* TEXTE À ÉTUDIER *
————————

Les leviers à activer
En attendant une possible refonte du système de santé, que faire dans le contexte actuel pour optimiser les marges et répondre au mieux aux attentes des patients ? « On ne peut plus attendre les résultats des bilans annuels. La mise en place d’un tableau de bord mensuel de suivi de marge devient primordiale », conseille Bastien Legrand. « Les étiquettes électroniques ont là toute leur utilité puisqu’elles permettent de réagir au plus vite si les premiers résultats ne sont pas à la hauteur. Plus que jamais, les trésoreries sont à surveiller comme le lait sur le feu. » David Syr, directeur de Cegedim Pharma, va même plus loin : « Les pharmaciens ont souvent tendance à comparer leur activité aux chiffres nationaux et à leur zone de chalandise, mais ce n’est plus suffisant. Il devient impératif de mesurer et piloter son activité par rapport à des pharmacies de même taille, clientèle, lieu, etc. Il existe des outils pour cela, qui permettent de comprendre l’impact de tel référencement, de tel prix, de trouver les segments clés et d’orienter finement son activité. »
Analysées en profondeur, les ventes 2024 ont permis de dévoiler une hausse de + 7,78 % sur les médicaments remboursables malgré une baisse des volumes des prescriptions de ville de 2 %. « Sans surprise, les ventes de médicaments chers progressent de 13,83 %, représentant près de la moitié de ce segment. Le hors-vignetté enregistre également une croissance de + 3,42 % avec des disparités suivant les secteurs d’activité de l’officine : + 2,40 % pour la TVA à 5,5 %, + 6,25 % pour la TVA à 20 % », résume Bastien Legrand. Du côté des segments, la santé familiale, la beauté, la diététique et l’orthopédie ont tiré les ventes vers le haut.

————————

* DONNÉES FOURNIES *

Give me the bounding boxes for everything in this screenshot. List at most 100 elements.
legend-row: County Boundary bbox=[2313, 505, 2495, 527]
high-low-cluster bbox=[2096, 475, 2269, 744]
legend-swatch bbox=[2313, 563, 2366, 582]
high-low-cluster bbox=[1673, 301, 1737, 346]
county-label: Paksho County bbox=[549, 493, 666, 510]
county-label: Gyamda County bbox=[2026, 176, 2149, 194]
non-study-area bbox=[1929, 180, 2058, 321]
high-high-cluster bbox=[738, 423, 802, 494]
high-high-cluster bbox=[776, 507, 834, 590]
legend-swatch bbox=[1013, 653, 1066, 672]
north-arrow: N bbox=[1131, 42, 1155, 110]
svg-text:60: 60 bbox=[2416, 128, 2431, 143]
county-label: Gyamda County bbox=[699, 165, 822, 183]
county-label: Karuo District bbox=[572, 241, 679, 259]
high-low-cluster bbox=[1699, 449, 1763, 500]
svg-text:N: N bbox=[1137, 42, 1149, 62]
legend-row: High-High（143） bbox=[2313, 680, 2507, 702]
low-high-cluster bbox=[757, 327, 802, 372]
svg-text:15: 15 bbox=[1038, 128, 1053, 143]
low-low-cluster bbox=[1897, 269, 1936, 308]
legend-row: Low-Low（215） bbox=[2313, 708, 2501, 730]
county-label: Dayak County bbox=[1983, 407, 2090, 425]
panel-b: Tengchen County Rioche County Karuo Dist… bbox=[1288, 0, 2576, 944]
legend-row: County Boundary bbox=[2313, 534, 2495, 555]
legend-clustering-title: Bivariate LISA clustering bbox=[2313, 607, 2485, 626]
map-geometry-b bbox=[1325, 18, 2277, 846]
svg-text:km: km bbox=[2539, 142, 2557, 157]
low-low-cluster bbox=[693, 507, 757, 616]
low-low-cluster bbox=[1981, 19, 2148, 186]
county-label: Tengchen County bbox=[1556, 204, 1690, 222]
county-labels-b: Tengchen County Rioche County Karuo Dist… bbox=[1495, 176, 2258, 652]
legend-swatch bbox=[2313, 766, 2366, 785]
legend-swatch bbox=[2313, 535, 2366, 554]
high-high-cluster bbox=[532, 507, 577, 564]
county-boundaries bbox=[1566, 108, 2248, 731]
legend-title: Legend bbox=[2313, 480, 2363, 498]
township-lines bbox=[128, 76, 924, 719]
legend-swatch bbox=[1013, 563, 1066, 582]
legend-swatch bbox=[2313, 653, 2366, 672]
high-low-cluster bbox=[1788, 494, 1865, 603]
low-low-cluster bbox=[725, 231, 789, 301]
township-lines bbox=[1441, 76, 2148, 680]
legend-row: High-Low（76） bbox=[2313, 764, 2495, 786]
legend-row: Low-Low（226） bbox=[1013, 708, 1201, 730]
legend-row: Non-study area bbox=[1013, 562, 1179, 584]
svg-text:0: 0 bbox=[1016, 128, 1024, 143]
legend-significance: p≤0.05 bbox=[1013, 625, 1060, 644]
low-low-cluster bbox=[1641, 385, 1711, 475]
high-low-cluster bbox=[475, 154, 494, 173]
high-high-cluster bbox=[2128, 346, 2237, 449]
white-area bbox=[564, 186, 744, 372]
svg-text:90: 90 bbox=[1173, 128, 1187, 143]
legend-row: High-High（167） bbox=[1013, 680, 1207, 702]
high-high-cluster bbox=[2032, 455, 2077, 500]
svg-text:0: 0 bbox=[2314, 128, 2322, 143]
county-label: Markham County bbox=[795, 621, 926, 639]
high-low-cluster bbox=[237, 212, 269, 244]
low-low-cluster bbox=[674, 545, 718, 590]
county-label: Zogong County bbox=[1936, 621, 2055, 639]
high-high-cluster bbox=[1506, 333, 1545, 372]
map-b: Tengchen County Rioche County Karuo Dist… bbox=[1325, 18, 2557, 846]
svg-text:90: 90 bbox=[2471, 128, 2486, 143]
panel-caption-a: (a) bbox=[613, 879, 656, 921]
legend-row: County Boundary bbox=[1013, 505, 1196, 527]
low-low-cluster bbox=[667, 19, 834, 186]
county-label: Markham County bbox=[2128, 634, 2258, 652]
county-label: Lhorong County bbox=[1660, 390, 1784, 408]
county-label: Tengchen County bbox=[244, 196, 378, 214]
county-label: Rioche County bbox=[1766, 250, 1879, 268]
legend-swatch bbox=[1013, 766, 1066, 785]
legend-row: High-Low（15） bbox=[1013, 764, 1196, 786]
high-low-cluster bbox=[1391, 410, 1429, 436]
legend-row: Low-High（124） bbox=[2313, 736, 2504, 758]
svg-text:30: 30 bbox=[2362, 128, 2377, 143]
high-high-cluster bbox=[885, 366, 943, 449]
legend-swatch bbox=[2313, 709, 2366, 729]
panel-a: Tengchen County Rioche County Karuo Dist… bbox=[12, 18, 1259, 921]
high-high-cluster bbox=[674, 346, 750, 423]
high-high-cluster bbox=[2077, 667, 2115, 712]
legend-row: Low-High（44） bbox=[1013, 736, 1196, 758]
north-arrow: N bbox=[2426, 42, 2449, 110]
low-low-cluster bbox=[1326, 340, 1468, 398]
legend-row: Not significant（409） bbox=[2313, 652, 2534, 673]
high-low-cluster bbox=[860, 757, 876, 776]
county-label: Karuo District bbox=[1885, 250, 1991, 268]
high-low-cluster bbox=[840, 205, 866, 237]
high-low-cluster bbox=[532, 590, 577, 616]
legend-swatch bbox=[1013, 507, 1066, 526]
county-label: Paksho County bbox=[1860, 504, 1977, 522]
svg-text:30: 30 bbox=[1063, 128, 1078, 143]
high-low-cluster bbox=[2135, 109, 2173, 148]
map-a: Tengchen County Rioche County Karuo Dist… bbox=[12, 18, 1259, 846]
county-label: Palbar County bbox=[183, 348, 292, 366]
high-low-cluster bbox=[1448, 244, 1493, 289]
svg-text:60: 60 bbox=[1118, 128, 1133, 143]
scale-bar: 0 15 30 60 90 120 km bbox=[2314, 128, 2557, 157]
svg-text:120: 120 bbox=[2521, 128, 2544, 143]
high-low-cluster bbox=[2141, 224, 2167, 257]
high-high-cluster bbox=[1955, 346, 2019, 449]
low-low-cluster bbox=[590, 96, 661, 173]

————————

* CONSIGNE *
Rédigez la suite du texte sur les marges des officines, en commençant juste après sa dernière phrase.

* PRODUCTION ATTENDUE *
Bien évidemment, les services et nouvelles missions doivent également être au cœur de la stratégie de l’officine. Vaccinations, tests rapides d’orientation diagnostique (Trod), détection du cancer colorectal, téléconsultations et entretiens pharmaceutiques poursuivent leur développement, attirant d’ailleurs de plus en plus de jeunes pharmaciens. La proportion de titulaires de moins de 40 ans continue en effet sa progression.
Les fermetures s’accélèrent
- L’an passé, 290 pharmacies ont fermé, une hausse de 17 % par rapport à 2023 et de 35 % par rapport à 2022.
- Le seuil des 15 000 officines semble être la trajectoire empruntée, selon les experts-comptables CGP.
- 60 % des fermetures sont non indemnisées – le titulaire décidant de cesser son activité faute de repreneur. Un phénomène préoccupant, qui ne cesse d’augmenter ces dernières années.
- Les petites officines sont majoritairement concernées : 44 % des fermetures touchent des pharmacies dont le chiffre d’affaires était inférieur à 500 000 €, 21 % entre 500 000 et 1 million d’euros et 25 % entre 1 million et 2 millions d’euros. Signe d’une menace pour l’accès aux soins en milieu rural.